Challenge: Each line of the data that includes the string "этом" is to be copied out.

Supplied material:
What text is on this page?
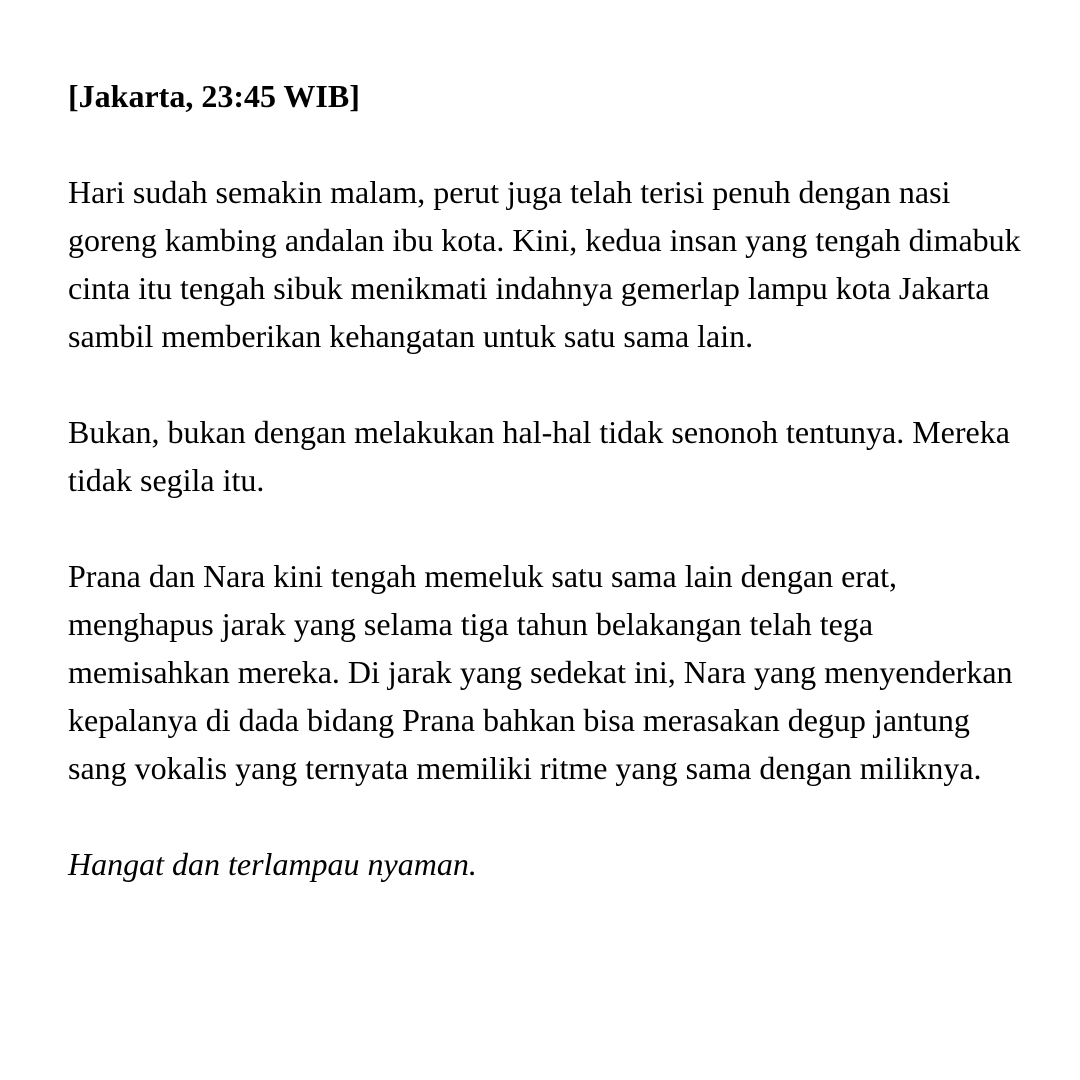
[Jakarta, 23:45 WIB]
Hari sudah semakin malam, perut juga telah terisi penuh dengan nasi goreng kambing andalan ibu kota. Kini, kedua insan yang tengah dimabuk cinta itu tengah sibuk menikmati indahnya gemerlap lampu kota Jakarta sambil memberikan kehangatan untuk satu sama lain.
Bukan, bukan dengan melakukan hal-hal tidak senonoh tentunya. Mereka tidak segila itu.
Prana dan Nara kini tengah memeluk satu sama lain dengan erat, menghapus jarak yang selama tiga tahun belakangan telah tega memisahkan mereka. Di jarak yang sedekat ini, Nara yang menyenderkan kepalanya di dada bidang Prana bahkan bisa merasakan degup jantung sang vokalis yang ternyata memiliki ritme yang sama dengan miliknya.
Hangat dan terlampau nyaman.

--

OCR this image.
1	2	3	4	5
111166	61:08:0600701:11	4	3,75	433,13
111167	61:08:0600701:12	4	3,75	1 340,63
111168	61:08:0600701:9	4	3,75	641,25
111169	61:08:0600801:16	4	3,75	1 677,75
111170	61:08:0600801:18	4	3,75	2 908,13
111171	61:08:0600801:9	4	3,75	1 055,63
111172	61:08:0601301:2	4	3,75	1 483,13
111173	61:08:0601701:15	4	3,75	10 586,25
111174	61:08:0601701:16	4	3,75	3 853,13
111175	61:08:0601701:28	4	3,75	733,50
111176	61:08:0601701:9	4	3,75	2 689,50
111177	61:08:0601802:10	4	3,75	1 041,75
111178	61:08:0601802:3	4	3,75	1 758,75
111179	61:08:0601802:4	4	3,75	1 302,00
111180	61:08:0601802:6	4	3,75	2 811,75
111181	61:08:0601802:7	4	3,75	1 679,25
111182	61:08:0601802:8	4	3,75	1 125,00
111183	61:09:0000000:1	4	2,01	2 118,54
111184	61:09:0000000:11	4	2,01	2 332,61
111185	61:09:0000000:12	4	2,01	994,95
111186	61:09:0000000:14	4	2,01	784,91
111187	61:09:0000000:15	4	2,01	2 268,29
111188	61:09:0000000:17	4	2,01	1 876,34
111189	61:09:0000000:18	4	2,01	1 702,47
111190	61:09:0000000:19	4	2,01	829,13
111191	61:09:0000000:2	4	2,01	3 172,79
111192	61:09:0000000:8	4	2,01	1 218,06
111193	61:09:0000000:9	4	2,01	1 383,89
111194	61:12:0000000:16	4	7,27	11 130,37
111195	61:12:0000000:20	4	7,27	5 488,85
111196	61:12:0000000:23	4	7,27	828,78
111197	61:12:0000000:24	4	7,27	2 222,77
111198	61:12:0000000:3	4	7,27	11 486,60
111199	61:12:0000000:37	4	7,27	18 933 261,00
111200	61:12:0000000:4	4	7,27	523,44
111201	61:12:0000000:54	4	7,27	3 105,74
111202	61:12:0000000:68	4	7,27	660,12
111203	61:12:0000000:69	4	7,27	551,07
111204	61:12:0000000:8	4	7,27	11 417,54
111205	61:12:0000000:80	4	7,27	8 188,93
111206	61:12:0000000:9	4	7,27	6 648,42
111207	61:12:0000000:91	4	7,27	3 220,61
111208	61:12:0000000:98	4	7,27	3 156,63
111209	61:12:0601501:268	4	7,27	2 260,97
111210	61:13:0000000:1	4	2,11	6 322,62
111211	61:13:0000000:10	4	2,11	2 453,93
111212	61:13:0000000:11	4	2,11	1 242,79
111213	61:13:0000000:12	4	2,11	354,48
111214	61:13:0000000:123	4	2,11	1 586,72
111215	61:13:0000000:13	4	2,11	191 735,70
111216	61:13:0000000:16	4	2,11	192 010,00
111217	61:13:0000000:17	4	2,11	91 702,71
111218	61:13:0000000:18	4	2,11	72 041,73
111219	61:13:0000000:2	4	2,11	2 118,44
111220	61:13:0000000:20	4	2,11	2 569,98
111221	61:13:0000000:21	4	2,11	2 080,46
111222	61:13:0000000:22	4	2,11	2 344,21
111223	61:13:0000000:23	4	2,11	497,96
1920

--

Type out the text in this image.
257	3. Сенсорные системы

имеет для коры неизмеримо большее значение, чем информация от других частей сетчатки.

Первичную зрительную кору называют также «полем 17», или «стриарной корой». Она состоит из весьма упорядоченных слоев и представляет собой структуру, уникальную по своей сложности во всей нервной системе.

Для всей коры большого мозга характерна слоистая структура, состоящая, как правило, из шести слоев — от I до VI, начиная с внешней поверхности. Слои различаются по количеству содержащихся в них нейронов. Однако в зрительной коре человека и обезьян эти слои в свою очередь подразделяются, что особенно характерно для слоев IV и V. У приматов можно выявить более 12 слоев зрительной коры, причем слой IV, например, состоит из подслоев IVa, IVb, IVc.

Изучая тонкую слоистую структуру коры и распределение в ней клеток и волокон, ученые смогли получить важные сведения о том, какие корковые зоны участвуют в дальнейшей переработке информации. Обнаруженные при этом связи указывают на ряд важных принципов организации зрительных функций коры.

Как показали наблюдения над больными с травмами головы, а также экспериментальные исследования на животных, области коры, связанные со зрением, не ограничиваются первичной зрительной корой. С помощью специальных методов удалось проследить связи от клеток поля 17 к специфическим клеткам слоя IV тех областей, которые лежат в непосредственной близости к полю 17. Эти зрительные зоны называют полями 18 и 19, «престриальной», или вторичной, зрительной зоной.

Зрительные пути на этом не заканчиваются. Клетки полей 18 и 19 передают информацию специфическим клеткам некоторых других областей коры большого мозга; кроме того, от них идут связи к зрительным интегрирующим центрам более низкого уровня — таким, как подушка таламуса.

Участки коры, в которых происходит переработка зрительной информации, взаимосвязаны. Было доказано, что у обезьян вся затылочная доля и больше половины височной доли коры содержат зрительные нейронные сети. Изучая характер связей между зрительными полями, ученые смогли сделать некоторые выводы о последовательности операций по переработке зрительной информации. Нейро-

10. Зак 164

Answer to this problem:
Изучая тонкую слоистую структуру коры и распределение в ней клеток и волокон, ученые смогли получить важные сведения о том, какие корковые зоны участвуют в дальнейшей переработке информации. Обнаруженные при этом связи указывают на ряд важных принципов организации зрительных функций коры.
Зрительные пути на этом не заканчиваются. Клетки полей 18 и 19 передают информацию специфическим клеткам некоторых других областей коры большого мозга; кроме того, от них идут связи к зрительным интегрирующим центрам более низкого уровня — таким, как подушка таламуса.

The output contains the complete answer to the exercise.